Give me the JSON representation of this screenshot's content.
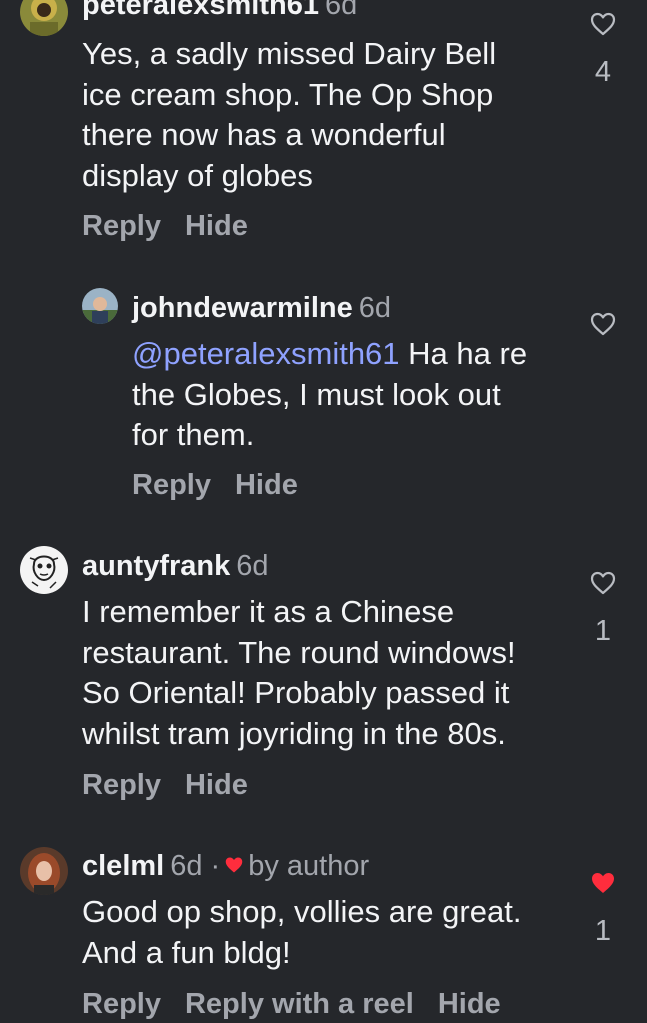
{
  "comments": [
    {
      "username": "peteralexsmith61",
      "time": "6d",
      "text": "Yes, a sadly missed Dairy Bell\nice cream shop. The Op Shop\nthere now has a wonderful\ndisplay of globes",
      "likes": "4",
      "liked": false,
      "actions": [
        "Reply",
        "Hide"
      ]
    },
    {
      "username": "johndewarmilne",
      "time": "6d",
      "mention": "@peteralexsmith61",
      "text": " Ha ha re\nthe Globes, I must look out\nfor them.",
      "likes": "",
      "liked": false,
      "actions": [
        "Reply",
        "Hide"
      ]
    },
    {
      "username": "auntyfrank",
      "time": "6d",
      "text": "I remember it as a Chinese\nrestaurant. The round windows!\nSo Oriental! Probably passed it\nwhilst tram joyriding in the 80s.",
      "likes": "1",
      "liked": false,
      "actions": [
        "Reply",
        "Hide"
      ]
    },
    {
      "username": "clelml",
      "time": "6d",
      "separator": "·",
      "author_badge": "by author",
      "text": "Good op shop, vollies are great.\nAnd a fun bldg!",
      "likes": "1",
      "liked": true,
      "actions": [
        "Reply",
        "Reply with a reel",
        "Hide"
      ]
    }
  ],
  "colors": {
    "background": "#25272b",
    "text": "#f3f4f6",
    "muted": "#a3a6ad",
    "mention": "#8fa2ff",
    "liked": "#ff2d3d"
  },
  "icons": {
    "like": "heart-outline-icon",
    "liked": "heart-filled-icon"
  }
}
------------------------------------------------
### Request:
Filter out all lines lacking the word "text" and copy the rest.

### The completed task:
      "text": "Yes, a sadly missed Dairy Bell\nice cream shop. The Op Shop\nthere now has a wonderful\ndisplay of globes",
      "text": " Ha ha re\nthe Globes, I must look out\nfor them.",
      "text": "I remember it as a Chinese\nrestaurant. The round windows!\nSo Oriental! Probably passed it\nwhilst tram joyriding in the 80s.",
      "text": "Good op shop, vollies are great.\nAnd a fun bldg!",
    "text": "#f3f4f6",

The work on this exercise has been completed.